▸ Your objective: Among the lines below, count those containing the word "Photometric". Give the number only.

═════ Extracted information ═════

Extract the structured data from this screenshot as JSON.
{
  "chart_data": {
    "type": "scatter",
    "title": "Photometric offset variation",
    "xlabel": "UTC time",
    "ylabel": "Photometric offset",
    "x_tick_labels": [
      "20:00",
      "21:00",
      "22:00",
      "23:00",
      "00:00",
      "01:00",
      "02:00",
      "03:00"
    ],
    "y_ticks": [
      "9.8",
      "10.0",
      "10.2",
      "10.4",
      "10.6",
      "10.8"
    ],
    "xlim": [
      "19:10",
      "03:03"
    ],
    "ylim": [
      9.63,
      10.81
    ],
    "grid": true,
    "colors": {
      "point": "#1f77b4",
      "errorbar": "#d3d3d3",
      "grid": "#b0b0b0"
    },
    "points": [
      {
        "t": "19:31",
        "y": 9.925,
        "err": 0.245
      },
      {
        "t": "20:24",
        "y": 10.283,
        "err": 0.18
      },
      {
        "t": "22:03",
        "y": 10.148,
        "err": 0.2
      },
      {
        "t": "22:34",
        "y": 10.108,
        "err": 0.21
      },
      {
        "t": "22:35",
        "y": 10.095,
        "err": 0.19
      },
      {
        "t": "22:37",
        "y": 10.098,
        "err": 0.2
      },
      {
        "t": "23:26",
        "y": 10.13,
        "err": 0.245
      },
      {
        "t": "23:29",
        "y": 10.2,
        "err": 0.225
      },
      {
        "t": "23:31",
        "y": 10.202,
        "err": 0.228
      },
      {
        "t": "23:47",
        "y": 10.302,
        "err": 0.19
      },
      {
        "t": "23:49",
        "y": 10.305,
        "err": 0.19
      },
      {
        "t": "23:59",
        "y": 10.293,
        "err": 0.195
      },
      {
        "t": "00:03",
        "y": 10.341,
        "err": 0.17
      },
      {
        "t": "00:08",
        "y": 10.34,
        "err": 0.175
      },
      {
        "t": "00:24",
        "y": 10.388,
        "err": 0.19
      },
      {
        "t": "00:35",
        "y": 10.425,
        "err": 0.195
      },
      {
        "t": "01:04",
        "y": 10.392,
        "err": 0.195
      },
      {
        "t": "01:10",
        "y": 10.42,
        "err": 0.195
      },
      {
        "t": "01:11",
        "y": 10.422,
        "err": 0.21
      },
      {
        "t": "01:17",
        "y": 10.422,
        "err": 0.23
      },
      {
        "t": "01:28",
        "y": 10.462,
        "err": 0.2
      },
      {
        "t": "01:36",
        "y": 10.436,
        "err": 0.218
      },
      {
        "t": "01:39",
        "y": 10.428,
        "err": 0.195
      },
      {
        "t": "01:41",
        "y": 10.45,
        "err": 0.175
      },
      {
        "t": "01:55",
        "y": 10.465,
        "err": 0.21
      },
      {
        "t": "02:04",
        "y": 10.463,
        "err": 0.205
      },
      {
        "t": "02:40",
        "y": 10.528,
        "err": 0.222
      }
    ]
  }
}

═════

▸ Solution for this exercise: 2